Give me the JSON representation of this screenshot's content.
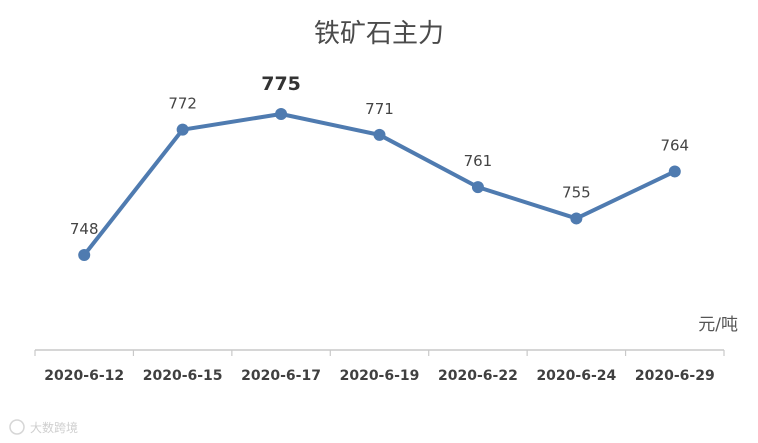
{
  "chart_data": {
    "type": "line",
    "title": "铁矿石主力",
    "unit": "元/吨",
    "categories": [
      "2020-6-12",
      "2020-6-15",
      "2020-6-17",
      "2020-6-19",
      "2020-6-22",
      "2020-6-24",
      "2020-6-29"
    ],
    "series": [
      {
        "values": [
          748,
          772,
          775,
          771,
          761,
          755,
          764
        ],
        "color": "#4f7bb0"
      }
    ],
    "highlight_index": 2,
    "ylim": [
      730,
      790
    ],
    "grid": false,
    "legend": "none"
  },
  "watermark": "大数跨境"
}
···
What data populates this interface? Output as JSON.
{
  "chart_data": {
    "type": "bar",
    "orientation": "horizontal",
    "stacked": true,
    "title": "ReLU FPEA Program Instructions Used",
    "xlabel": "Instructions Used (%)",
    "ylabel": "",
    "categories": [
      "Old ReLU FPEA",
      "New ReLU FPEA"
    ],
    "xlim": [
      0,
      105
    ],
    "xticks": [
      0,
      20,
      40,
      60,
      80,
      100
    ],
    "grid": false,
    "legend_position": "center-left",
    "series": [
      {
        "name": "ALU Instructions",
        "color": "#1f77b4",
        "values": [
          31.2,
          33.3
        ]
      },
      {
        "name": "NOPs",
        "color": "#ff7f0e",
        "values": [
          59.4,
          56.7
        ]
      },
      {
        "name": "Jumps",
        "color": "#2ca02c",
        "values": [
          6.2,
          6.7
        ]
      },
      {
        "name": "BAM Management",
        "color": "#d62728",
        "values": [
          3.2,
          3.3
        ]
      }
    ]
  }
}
···
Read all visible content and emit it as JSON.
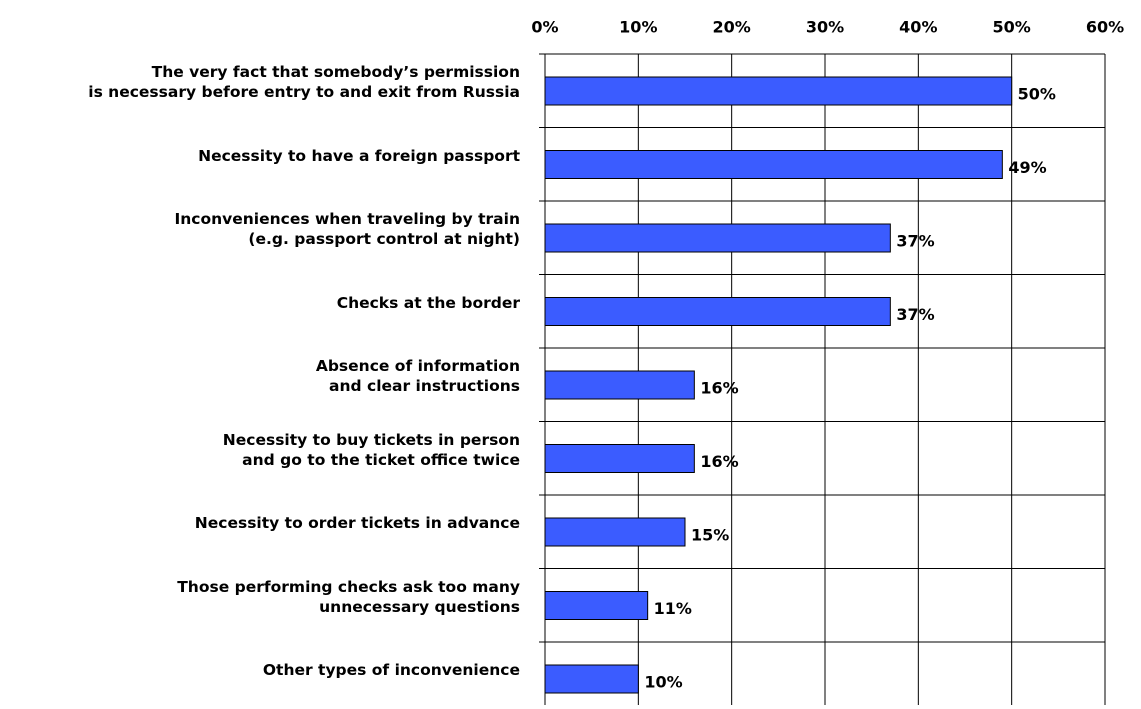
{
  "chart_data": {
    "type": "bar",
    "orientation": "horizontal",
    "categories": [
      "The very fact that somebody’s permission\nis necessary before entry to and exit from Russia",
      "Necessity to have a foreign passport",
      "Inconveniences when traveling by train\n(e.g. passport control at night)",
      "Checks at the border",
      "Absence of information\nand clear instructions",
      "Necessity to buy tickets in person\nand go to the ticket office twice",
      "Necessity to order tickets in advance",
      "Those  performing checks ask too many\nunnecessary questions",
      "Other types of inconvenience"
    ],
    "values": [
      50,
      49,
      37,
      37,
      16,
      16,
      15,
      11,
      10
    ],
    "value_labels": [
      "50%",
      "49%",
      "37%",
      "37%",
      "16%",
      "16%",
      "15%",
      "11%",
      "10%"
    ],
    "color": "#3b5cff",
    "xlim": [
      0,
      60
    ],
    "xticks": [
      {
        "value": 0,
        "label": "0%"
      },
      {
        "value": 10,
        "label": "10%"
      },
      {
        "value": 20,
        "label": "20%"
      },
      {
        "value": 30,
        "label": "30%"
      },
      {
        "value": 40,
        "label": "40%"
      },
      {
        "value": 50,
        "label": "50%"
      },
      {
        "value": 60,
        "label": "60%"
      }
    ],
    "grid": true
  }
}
···
:: TASK TO COMPLETE ::
Extract every line that has the string "Used" in it.

:: RESULT ::
    "title": "ReLU FPEA Program Instructions Used",
    "xlabel": "Instructions Used (%)",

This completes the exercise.